▶ **Task instructions**
Each entry below should be reproduced character for character.

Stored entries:

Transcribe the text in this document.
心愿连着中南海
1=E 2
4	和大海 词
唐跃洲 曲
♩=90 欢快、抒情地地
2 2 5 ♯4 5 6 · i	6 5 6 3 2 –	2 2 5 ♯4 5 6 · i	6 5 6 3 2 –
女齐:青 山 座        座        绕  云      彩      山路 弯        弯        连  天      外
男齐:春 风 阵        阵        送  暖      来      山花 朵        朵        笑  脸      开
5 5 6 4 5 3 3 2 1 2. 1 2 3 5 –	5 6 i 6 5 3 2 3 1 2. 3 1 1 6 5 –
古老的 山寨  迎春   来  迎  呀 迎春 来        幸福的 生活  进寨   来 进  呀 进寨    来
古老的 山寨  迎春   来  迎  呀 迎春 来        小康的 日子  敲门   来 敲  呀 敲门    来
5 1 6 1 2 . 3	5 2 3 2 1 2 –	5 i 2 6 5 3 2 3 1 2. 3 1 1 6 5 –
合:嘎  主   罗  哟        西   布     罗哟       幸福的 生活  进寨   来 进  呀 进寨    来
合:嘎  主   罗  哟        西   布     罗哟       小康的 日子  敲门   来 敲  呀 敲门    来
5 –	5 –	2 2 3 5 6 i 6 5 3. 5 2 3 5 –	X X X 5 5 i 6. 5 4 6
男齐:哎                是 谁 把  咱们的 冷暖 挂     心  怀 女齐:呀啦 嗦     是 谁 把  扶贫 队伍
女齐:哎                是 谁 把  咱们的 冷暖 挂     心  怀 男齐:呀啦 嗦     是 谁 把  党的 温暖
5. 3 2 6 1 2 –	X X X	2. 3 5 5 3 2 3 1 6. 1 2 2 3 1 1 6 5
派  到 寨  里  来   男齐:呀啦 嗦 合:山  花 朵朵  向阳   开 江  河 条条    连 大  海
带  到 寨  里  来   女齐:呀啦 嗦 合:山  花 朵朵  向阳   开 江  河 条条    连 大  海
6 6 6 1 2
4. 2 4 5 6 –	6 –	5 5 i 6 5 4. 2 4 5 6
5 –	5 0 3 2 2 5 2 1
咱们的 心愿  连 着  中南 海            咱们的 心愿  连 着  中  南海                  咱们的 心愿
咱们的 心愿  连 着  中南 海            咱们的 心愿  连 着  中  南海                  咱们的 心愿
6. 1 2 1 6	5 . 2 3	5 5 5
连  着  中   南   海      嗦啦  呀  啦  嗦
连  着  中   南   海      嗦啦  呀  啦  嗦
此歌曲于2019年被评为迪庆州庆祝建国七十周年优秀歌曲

▶ **Answer for this exercise**
Transcribe the text in this document.
心愿连着中南海
1=E 2
4	和大海 词
唐跃洲 曲
♩=90 欢快、抒情地地
2 2 5 ♯4 5 6 · i	6 5 6 3 2 –	2 2 5 ♯4 5 6 · i	6 5 6 3 2 –
女齐:青 山 座        座        绕  云      彩      山路 弯        弯        连  天      外
男齐:春 风 阵        阵        送  暖      来      山花 朵        朵        笑  脸      开
5 5 6 4 5 3 3 2 1 2. 1 2 3 5 –	5 6 i 6 5 3 2 3 1 2. 3 1 1 6 5 –
古老的 山寨  迎春   来  迎  呀 迎春 来        幸福的 生活  进寨   来 进  呀 进寨    来
古老的 山寨  迎春   来  迎  呀 迎春 来        小康的 日子  敲门   来 敲  呀 敲门    来
5 1 6 1 2 . 3	5 2 3 2 1 2 –	5 i 2 6 5 3 2 3 1 2. 3 1 1 6 5 –
合:嘎  主   罗  哟        西   布     罗哟       幸福的 生活  进寨   来 进  呀 进寨    来
合:嘎  主   罗  哟        西   布     罗哟       小康的 日子  敲门   来 敲  呀 敲门    来
5 –	5 –	2 2 3 5 6 i 6 5 3. 5 2 3 5 –	X X X 5 5 i 6. 5 4 6
男齐:哎                是 谁 把  咱们的 冷暖 挂     心  怀 女齐:呀啦 嗦     是 谁 把  扶贫 队伍
女齐:哎                是 谁 把  咱们的 冷暖 挂     心  怀 男齐:呀啦 嗦     是 谁 把  党的 温暖
5. 3 2 6 1 2 –	X X X	2. 3 5 5 3 2 3 1 6. 1 2 2 3 1 1 6 5
派  到 寨  里  来   男齐:呀啦 嗦 合:山  花 朵朵  向阳   开 江  河 条条    连 大  海
带  到 寨  里  来   女齐:呀啦 嗦 合:山  花 朵朵  向阳   开 江  河 条条    连 大  海
6 6 6 1 2
4. 2 4 5 6 –	6 –	5 5 i 6 5 4. 2 4 5 6
5 –	5 0 3 2 2 5 2 1
咱们的 心愿  连 着  中南 海            咱们的 心愿  连 着  中  南海                  咱们的 心愿
咱们的 心愿  连 着  中南 海            咱们的 心愿  连 着  中  南海                  咱们的 心愿
6. 1 2 1 6	5 . 2 3	5 5 5
连  着  中   南   海      嗦啦  呀  啦  嗦
连  着  中   南   海      嗦啦  呀  啦  嗦
此歌曲于2019年被评为迪庆州庆祝建国七十周年优秀歌曲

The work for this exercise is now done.